## What needs to be done
Below is a set of records; restate each one word for word.

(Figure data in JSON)
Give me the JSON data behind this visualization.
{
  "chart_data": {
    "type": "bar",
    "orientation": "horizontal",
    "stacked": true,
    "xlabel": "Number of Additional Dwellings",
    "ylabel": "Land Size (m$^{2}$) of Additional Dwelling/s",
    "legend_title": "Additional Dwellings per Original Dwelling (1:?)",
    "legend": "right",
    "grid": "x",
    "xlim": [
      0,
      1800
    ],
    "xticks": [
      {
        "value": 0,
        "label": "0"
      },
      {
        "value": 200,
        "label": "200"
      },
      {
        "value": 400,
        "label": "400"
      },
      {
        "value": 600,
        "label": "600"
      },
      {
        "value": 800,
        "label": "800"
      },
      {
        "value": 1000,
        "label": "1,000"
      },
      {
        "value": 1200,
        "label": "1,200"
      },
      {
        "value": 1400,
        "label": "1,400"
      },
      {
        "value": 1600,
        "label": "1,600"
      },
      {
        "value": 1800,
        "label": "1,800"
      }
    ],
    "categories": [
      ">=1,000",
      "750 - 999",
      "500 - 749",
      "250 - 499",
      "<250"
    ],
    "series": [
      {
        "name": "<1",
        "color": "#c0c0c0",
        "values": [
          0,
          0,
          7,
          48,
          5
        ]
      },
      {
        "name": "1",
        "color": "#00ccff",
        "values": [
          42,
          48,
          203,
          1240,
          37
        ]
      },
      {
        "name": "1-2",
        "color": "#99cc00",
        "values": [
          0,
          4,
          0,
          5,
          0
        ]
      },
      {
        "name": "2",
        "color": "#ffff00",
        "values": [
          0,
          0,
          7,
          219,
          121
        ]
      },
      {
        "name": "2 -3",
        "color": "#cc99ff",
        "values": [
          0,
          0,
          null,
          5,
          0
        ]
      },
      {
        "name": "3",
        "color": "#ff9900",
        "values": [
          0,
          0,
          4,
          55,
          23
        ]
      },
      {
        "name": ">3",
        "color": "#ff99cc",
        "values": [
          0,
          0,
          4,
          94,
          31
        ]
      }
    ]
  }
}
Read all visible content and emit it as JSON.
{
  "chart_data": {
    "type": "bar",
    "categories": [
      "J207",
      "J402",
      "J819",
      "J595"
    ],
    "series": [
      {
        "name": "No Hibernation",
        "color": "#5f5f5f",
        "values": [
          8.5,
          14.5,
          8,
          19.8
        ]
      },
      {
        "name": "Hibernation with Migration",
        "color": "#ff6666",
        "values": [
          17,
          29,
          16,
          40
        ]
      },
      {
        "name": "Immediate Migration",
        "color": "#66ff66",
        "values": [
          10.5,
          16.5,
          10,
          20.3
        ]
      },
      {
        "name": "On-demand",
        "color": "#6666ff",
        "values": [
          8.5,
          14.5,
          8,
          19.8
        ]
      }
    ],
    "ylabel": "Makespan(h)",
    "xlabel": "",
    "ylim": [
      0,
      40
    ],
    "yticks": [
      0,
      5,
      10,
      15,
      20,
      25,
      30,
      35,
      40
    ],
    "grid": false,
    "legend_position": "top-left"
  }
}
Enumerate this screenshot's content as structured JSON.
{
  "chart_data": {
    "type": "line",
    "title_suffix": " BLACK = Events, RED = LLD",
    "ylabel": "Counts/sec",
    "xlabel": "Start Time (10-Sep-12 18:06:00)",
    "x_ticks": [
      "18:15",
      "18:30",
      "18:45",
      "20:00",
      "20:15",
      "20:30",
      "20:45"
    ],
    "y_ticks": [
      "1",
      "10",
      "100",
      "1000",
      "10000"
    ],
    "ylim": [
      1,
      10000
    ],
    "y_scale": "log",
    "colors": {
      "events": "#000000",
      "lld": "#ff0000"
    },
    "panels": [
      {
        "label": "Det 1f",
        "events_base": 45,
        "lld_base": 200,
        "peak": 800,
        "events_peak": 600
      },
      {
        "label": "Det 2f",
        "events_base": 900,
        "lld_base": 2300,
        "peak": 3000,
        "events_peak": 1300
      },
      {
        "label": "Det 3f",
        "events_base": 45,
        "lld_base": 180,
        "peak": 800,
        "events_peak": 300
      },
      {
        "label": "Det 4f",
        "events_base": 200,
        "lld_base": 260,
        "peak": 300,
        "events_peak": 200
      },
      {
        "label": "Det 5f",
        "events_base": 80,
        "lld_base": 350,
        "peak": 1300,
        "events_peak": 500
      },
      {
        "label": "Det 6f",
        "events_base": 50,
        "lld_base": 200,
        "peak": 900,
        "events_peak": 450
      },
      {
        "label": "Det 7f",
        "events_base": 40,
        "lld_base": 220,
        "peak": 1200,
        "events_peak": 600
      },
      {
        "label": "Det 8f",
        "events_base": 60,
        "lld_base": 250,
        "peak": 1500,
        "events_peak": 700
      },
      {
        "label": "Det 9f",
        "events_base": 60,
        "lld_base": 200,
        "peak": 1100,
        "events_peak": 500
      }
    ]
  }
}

## Solved problem
Give me the JSON data behind this visualization.
{
  "chart_data": {
    "type": "bar",
    "orientation": "horizontal",
    "stacked": true,
    "xlabel": "Number of Additional Dwellings",
    "ylabel": "Land Size (m$^{2}$) of Additional Dwelling/s",
    "legend_title": "Additional Dwellings per Original Dwelling (1:?)",
    "legend": "right",
    "grid": "x",
    "xlim": [
      0,
      1800
    ],
    "xticks": [
      {
        "value": 0,
        "label": "0"
      },
      {
        "value": 200,
        "label": "200"
      },
      {
        "value": 400,
        "label": "400"
      },
      {
        "value": 600,
        "label": "600"
      },
      {
        "value": 800,
        "label": "800"
      },
      {
        "value": 1000,
        "label": "1,000"
      },
      {
        "value": 1200,
        "label": "1,200"
      },
      {
        "value": 1400,
        "label": "1,400"
      },
      {
        "value": 1600,
        "label": "1,600"
      },
      {
        "value": 1800,
        "label": "1,800"
      }
    ],
    "categories": [
      ">=1,000",
      "750 - 999",
      "500 - 749",
      "250 - 499",
      "<250"
    ],
    "series": [
      {
        "name": "<1",
        "color": "#c0c0c0",
        "values": [
          0,
          0,
          7,
          48,
          5
        ]
      },
      {
        "name": "1",
        "color": "#00ccff",
        "values": [
          42,
          48,
          203,
          1240,
          37
        ]
      },
      {
        "name": "1-2",
        "color": "#99cc00",
        "values": [
          0,
          4,
          0,
          5,
          0
        ]
      },
      {
        "name": "2",
        "color": "#ffff00",
        "values": [
          0,
          0,
          7,
          219,
          121
        ]
      },
      {
        "name": "2 -3",
        "color": "#cc99ff",
        "values": [
          0,
          0,
          null,
          5,
          0
        ]
      },
      {
        "name": "3",
        "color": "#ff9900",
        "values": [
          0,
          0,
          4,
          55,
          23
        ]
      },
      {
        "name": ">3",
        "color": "#ff99cc",
        "values": [
          0,
          0,
          4,
          94,
          31
        ]
      }
    ]
  }
}
Read all visible content and emit it as JSON.
{
  "chart_data": {
    "type": "bar",
    "categories": [
      "J207",
      "J402",
      "J819",
      "J595"
    ],
    "series": [
      {
        "name": "No Hibernation",
        "color": "#5f5f5f",
        "values": [
          8.5,
          14.5,
          8,
          19.8
        ]
      },
      {
        "name": "Hibernation with Migration",
        "color": "#ff6666",
        "values": [
          17,
          29,
          16,
          40
        ]
      },
      {
        "name": "Immediate Migration",
        "color": "#66ff66",
        "values": [
          10.5,
          16.5,
          10,
          20.3
        ]
      },
      {
        "name": "On-demand",
        "color": "#6666ff",
        "values": [
          8.5,
          14.5,
          8,
          19.8
        ]
      }
    ],
    "ylabel": "Makespan(h)",
    "xlabel": "",
    "ylim": [
      0,
      40
    ],
    "yticks": [
      0,
      5,
      10,
      15,
      20,
      25,
      30,
      35,
      40
    ],
    "grid": false,
    "legend_position": "top-left"
  }
}
Enumerate this screenshot's content as structured JSON.
{
  "chart_data": {
    "type": "line",
    "title_suffix": " BLACK = Events, RED = LLD",
    "ylabel": "Counts/sec",
    "xlabel": "Start Time (10-Sep-12 18:06:00)",
    "x_ticks": [
      "18:15",
      "18:30",
      "18:45",
      "20:00",
      "20:15",
      "20:30",
      "20:45"
    ],
    "y_ticks": [
      "1",
      "10",
      "100",
      "1000",
      "10000"
    ],
    "ylim": [
      1,
      10000
    ],
    "y_scale": "log",
    "colors": {
      "events": "#000000",
      "lld": "#ff0000"
    },
    "panels": [
      {
        "label": "Det 1f",
        "events_base": 45,
        "lld_base": 200,
        "peak": 800,
        "events_peak": 600
      },
      {
        "label": "Det 2f",
        "events_base": 900,
        "lld_base": 2300,
        "peak": 3000,
        "events_peak": 1300
      },
      {
        "label": "Det 3f",
        "events_base": 45,
        "lld_base": 180,
        "peak": 800,
        "events_peak": 300
      },
      {
        "label": "Det 4f",
        "events_base": 200,
        "lld_base": 260,
        "peak": 300,
        "events_peak": 200
      },
      {
        "label": "Det 5f",
        "events_base": 80,
        "lld_base": 350,
        "peak": 1300,
        "events_peak": 500
      },
      {
        "label": "Det 6f",
        "events_base": 50,
        "lld_base": 200,
        "peak": 900,
        "events_peak": 450
      },
      {
        "label": "Det 7f",
        "events_base": 40,
        "lld_base": 220,
        "peak": 1200,
        "events_peak": 600
      },
      {
        "label": "Det 8f",
        "events_base": 60,
        "lld_base": 250,
        "peak": 1500,
        "events_peak": 700
      },
      {
        "label": "Det 9f",
        "events_base": 60,
        "lld_base": 200,
        "peak": 1100,
        "events_peak": 500
      }
    ]
  }
}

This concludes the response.